Testo di partenza:
·····

In genere il sabato si stabilisce che ogni missionario vada a celebrare la messa in un villaggio delle varie parrocchie: Dianra, Dianra Village e Sononzo. Sabato 30 marzo avevano così stabilito: P. Raphael a Dianra, P. Matteo a Dianra Village e P. Ariel a Sononzo. Considerando che la comunità di Sononzo è la più lontana dalla “base” – circa 45 km – e che per andarci si passa per Dianra Village, siamo partiti con una sola macchina. In quel pomeriggio avevano deciso di portare al villaggio dei nonni paterni una bimba nata il 18 marzo e la cui mamma era deceduta poco dopo il parto. Il villaggio in questione, infatti, era situato proprio lungo il tragitto per Dianra Village.

Siamo partiti verso le ore 16.00 e sull’auto eravamo in 8: p. Ariel, p. Matteo, Roberta (moglie di Pietro, NdR) ed io, la bimba, la nonna ed altre due persone della famiglia. Dopo circa 20 minuti siamo arrivati al villaggio della bimba. Siamo scesi tutti dall’auto. Varie persone ci hanno accolto sulla strada e ci hanno fatto accomodare su delle sedie nel cortile della casa poco lontana. Dopo averci offerto dell’acqua ed aver adempiuto ai saluti e riti convenzionali, lasciata la neonata e la famiglia, siamo ripartiti.

Verso le 17.30 siamo arrivati a Dianra Village. P. Ariel è subito ripartito per passare la serata con i giovani di Sononzo e potervi poi restare per la messa domenicale. Io, Roberta e Matteo siamo restati a Dianra Village. Matteo ha dovuto sbrigare degli impegni al dispensario prima di partire in moto per il villaggio di Bébédougou. Poiché tutti e tre non potevamo andare, Matteo mi ha chiesto se volevo andare con lui a fargli compagnia, mentre Roberta sarebbe restata a Dianra Village. Io ho accettato volentieri di accompagnarlo. Il villaggio dove doveva andare si trovava ad una ventina di km. Indossato il casco, ho messo in spalla lo zaino e siamo partiti. Erano le 19.30. Prima di uscire dal villaggio, Matteo ha chiesto ad un giovane che conosce la zona quali fossero le condizioni della strada. Joseph lo ha rassicurato dicendo che era percorribile. Ci ha soltanto raccomandato di fare attenzione in alcuni tratti perché avremmo trovato molta sabbia accumulata… e così siamo ripartiti.

·····

Dati forniti:
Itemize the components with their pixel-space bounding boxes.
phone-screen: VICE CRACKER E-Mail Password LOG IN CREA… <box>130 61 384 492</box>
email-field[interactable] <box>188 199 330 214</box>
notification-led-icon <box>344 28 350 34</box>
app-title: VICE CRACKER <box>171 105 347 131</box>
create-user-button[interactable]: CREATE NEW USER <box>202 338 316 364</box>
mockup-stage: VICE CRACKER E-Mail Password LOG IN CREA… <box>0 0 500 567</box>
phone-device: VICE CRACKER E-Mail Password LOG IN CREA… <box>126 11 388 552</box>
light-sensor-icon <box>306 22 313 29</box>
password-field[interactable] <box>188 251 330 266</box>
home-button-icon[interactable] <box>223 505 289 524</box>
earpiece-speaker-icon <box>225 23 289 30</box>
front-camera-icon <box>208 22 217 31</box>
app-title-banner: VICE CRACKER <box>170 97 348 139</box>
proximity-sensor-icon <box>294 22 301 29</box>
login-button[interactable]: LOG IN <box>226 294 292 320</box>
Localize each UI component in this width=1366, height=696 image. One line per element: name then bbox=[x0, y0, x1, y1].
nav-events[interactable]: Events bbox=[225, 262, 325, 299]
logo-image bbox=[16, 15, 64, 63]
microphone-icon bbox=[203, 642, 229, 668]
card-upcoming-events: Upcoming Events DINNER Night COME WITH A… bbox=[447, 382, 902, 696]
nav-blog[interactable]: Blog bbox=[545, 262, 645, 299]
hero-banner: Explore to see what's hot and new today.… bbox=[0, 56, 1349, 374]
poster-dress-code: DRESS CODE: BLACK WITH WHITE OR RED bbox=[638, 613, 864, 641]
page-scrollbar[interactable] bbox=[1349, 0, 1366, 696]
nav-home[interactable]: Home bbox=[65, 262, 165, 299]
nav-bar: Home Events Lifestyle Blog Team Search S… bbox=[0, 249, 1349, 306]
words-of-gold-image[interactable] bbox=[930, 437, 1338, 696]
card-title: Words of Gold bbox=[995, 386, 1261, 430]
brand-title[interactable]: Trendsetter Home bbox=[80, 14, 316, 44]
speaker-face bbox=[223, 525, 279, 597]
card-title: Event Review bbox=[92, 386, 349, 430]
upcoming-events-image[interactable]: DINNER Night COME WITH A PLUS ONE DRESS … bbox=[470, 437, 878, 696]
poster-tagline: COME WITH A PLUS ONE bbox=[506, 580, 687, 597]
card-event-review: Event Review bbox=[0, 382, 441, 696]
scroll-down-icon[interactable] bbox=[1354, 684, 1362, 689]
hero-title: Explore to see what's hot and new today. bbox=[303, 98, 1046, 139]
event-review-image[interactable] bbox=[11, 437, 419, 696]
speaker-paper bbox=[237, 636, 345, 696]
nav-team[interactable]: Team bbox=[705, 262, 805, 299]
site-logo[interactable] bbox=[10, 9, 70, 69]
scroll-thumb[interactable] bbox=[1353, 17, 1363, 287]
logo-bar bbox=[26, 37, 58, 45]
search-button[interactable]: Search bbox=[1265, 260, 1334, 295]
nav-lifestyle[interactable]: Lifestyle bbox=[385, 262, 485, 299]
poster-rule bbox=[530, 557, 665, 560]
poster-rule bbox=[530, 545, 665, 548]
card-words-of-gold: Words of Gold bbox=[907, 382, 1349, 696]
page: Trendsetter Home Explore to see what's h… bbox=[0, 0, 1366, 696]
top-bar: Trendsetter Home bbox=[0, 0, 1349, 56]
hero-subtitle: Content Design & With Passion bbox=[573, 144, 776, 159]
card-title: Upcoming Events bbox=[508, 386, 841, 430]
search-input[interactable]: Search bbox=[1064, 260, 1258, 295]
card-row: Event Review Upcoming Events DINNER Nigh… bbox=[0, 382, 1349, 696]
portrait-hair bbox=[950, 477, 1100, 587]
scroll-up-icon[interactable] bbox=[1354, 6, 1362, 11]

·····

Compiti ed esercizi:
- 1) Riassumi per favore il testo di partenza in due frasi.
- 2) Secondo il testo di partenza, a quanti chilometri dalla "base" si trova la comunità di Sononzo?

Risposte ai compiti:
- 1) Sabato 30 marzo P. Ariel, P. Matteo, Roberta e chi scrive sono partiti in auto verso le 16.00, hanno lasciato una neonata, la cui mamma era morta poco dopo il parto, nel villaggio dei nonni paterni e verso le 17.30 sono arrivati a Dianra Village, da dove P. Ariel è subito ripartito per Sononzo. Alle 19.30 chi scrive è partito in moto con Matteo verso il villaggio di Bébédougou, a una ventina di km, dopo che un giovane di nome Joseph li aveva rassicurati sulla strada raccomandando però attenzione alla sabbia accumulata.

- 2) A circa 45 km.